**What is needed:** Retype all the entries word for word, but omit the pictures.
━━━
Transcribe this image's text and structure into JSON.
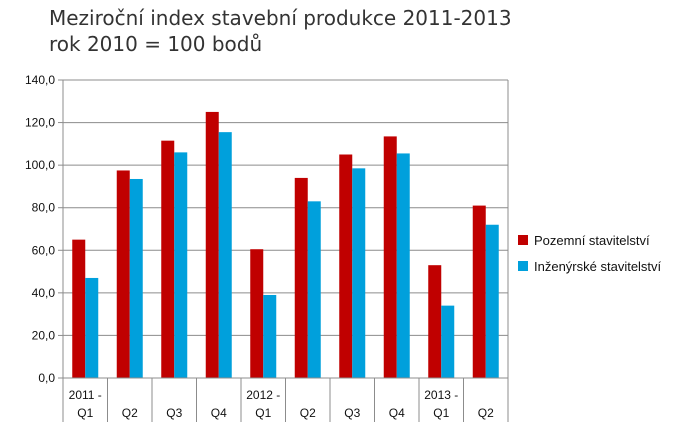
{
  "chart_data": {
    "type": "bar",
    "title": "Meziroční index stavební produkce 2011-2013",
    "subtitle": "rok 2010 = 100 bodů",
    "xlabel": "",
    "ylabel": "",
    "ylim": [
      0,
      140
    ],
    "yticks": [
      "0,0",
      "20,0",
      "40,0",
      "60,0",
      "80,0",
      "100,0",
      "120,0",
      "140,0"
    ],
    "ytick_values": [
      0,
      20,
      40,
      60,
      80,
      100,
      120,
      140
    ],
    "grid": true,
    "legend_position": "right",
    "categories": [
      [
        "2011 -",
        "Q1"
      ],
      [
        "",
        "Q2"
      ],
      [
        "",
        "Q3"
      ],
      [
        "",
        "Q4"
      ],
      [
        "2012 -",
        "Q1"
      ],
      [
        "",
        "Q2"
      ],
      [
        "",
        "Q3"
      ],
      [
        "",
        "Q4"
      ],
      [
        "2013 -",
        "Q1"
      ],
      [
        "",
        "Q2"
      ]
    ],
    "series": [
      {
        "name": "Pozemní stavitelství",
        "color": "#c00000",
        "values": [
          65.0,
          97.5,
          111.5,
          125.0,
          60.5,
          94.0,
          105.0,
          113.5,
          53.0,
          81.0
        ]
      },
      {
        "name": "Inženýrské stavitelství",
        "color": "#00a0dc",
        "values": [
          47.0,
          93.5,
          106.0,
          115.5,
          39.0,
          83.0,
          98.5,
          105.5,
          34.0,
          72.0
        ]
      }
    ]
  }
}
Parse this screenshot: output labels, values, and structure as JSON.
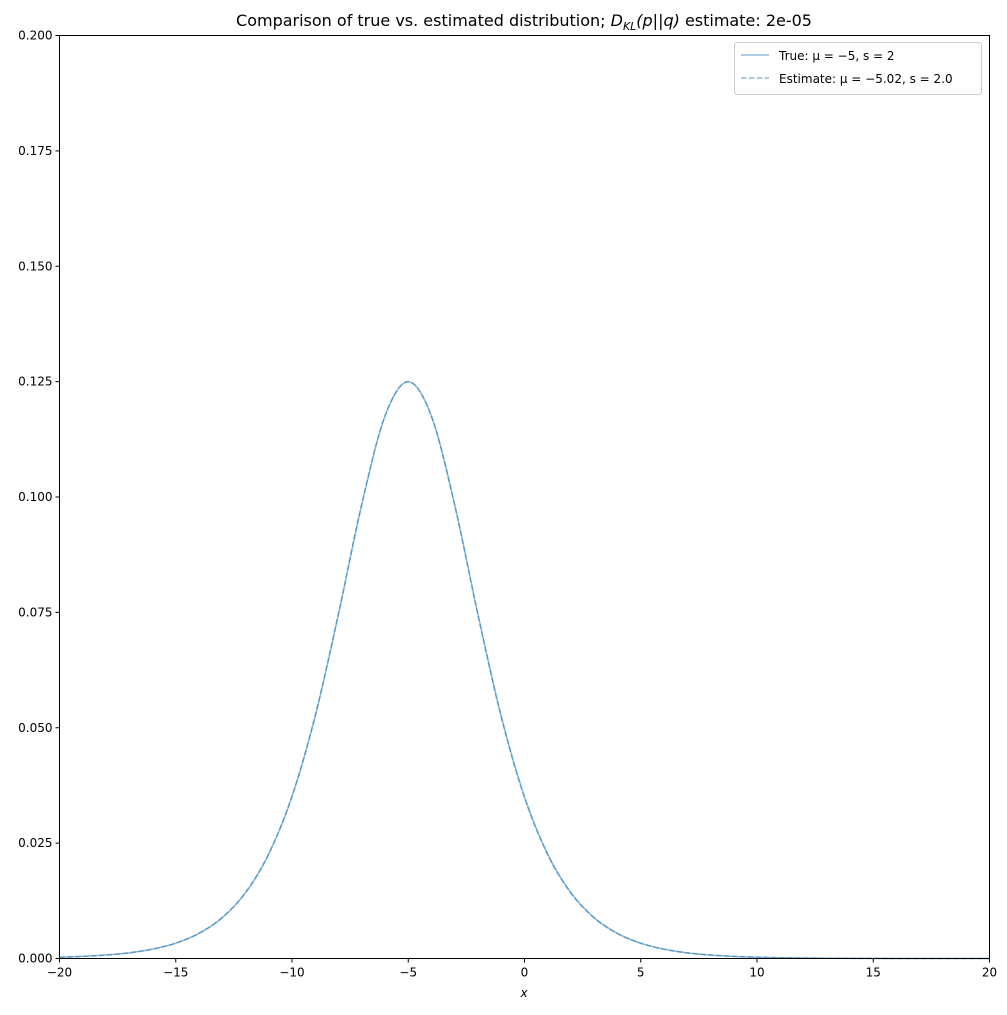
━━━
**Problem solution:**
Transcribe this image's text and structure into JSON.
{
  "chart_data": {
    "type": "bar",
    "title": "Meziroční index stavební produkce 2011-2013",
    "subtitle": "rok 2010 = 100 bodů",
    "xlabel": "",
    "ylabel": "",
    "ylim": [
      0,
      140
    ],
    "yticks": [
      "0,0",
      "20,0",
      "40,0",
      "60,0",
      "80,0",
      "100,0",
      "120,0",
      "140,0"
    ],
    "ytick_values": [
      0,
      20,
      40,
      60,
      80,
      100,
      120,
      140
    ],
    "grid": true,
    "legend_position": "right",
    "categories": [
      [
        "2011 -",
        "Q1"
      ],
      [
        "",
        "Q2"
      ],
      [
        "",
        "Q3"
      ],
      [
        "",
        "Q4"
      ],
      [
        "2012 -",
        "Q1"
      ],
      [
        "",
        "Q2"
      ],
      [
        "",
        "Q3"
      ],
      [
        "",
        "Q4"
      ],
      [
        "2013 -",
        "Q1"
      ],
      [
        "",
        "Q2"
      ]
    ],
    "series": [
      {
        "name": "Pozemní stavitelství",
        "color": "#c00000",
        "values": [
          65.0,
          97.5,
          111.5,
          125.0,
          60.5,
          94.0,
          105.0,
          113.5,
          53.0,
          81.0
        ]
      },
      {
        "name": "Inženýrské stavitelství",
        "color": "#00a0dc",
        "values": [
          47.0,
          93.5,
          106.0,
          115.5,
          39.0,
          83.0,
          98.5,
          105.5,
          34.0,
          72.0
        ]
      }
    ]
  }
}
Parse this screenshot: output labels, values, and structure as JSON.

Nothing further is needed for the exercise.